____ DATA EXCERPTS

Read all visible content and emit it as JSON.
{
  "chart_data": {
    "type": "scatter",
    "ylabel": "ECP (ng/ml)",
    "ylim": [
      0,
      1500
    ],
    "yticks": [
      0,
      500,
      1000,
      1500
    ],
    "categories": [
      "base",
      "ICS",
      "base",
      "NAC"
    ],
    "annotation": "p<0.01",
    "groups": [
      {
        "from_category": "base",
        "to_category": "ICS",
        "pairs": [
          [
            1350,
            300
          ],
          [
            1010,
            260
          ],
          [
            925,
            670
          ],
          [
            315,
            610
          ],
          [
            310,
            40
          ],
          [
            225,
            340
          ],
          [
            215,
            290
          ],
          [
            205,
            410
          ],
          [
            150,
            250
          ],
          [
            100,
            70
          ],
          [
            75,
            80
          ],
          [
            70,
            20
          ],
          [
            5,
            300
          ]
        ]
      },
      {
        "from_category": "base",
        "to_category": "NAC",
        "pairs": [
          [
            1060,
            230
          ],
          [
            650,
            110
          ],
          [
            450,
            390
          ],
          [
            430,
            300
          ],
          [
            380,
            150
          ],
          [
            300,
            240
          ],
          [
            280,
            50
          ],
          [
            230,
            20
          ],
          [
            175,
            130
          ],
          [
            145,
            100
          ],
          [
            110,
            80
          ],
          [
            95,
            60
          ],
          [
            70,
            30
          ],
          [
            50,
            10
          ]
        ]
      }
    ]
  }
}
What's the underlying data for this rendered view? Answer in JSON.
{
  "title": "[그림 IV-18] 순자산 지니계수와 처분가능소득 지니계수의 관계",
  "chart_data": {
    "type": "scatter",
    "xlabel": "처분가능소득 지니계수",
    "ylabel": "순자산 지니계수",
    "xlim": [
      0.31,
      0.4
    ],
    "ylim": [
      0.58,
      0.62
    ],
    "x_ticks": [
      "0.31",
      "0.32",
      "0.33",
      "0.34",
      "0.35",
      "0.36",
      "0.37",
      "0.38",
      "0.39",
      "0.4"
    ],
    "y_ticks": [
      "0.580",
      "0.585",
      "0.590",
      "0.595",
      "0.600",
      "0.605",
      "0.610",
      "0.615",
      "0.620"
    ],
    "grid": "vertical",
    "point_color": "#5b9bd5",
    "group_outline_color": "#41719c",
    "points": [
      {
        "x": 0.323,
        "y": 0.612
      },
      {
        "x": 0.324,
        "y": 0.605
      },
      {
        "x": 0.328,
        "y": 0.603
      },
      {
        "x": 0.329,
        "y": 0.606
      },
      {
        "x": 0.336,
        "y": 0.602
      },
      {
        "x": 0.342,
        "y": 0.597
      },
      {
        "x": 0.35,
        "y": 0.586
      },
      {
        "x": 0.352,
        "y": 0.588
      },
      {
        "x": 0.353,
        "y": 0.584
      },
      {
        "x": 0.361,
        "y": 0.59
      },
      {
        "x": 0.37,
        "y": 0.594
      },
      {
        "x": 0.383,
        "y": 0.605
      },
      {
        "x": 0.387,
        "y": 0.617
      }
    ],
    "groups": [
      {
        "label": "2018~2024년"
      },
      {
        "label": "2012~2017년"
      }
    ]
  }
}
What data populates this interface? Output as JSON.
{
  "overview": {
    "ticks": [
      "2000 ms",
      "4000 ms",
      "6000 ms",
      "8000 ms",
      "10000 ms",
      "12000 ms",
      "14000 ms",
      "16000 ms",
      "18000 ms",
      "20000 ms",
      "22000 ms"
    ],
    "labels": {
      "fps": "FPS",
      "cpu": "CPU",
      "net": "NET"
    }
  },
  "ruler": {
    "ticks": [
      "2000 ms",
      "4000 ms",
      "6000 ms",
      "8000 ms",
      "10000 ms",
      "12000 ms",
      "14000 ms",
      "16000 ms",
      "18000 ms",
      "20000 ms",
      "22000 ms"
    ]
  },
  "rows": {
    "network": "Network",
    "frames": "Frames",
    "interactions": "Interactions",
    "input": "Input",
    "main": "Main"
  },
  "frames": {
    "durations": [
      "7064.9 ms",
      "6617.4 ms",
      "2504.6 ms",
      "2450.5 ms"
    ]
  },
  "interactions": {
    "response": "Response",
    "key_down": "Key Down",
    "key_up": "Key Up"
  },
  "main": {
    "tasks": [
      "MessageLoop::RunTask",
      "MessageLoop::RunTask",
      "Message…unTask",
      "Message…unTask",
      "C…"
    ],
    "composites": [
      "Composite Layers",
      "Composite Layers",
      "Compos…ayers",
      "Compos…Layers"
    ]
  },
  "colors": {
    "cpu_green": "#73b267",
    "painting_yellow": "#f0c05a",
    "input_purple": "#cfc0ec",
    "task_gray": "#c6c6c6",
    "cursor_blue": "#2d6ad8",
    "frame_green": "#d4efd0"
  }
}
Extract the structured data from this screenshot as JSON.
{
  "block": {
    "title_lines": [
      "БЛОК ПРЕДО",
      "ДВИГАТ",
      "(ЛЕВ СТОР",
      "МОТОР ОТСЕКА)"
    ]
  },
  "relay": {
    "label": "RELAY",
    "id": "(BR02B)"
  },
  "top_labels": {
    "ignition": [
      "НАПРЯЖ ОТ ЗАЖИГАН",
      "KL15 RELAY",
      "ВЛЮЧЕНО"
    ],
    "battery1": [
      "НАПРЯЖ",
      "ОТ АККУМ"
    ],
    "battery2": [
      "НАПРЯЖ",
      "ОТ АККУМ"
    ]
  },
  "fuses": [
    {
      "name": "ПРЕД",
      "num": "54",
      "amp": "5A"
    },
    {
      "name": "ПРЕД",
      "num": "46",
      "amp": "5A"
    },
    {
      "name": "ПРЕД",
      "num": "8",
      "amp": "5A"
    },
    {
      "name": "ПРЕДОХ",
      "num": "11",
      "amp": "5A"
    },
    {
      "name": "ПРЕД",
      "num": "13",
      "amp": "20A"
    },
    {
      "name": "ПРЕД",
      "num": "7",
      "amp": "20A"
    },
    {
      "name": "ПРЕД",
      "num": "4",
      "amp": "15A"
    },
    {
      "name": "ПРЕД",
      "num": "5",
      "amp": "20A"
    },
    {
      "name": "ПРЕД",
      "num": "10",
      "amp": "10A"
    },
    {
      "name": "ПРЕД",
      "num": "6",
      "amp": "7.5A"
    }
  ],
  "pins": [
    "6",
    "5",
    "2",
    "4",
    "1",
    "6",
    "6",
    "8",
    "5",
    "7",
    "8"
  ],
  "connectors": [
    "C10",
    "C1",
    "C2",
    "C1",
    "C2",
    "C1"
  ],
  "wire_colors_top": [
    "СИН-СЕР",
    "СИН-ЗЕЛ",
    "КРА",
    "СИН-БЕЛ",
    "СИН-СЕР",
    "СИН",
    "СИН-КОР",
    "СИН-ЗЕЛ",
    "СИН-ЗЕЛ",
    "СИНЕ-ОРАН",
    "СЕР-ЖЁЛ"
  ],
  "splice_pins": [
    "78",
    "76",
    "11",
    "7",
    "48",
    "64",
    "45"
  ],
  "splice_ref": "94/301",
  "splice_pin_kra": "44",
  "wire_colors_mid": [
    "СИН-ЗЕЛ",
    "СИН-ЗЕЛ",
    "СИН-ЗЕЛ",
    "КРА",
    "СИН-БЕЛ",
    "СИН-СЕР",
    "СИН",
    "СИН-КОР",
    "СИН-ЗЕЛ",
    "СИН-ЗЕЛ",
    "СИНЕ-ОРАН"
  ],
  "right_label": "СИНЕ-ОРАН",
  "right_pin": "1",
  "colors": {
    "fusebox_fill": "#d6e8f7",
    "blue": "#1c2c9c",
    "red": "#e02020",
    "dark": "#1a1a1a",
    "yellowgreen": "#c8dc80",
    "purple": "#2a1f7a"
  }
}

________

• _STATED PROBLEM_
Figure out how many lines of the data above include "What", then give the number and nothing more.

• _FULL RESPONSE_
2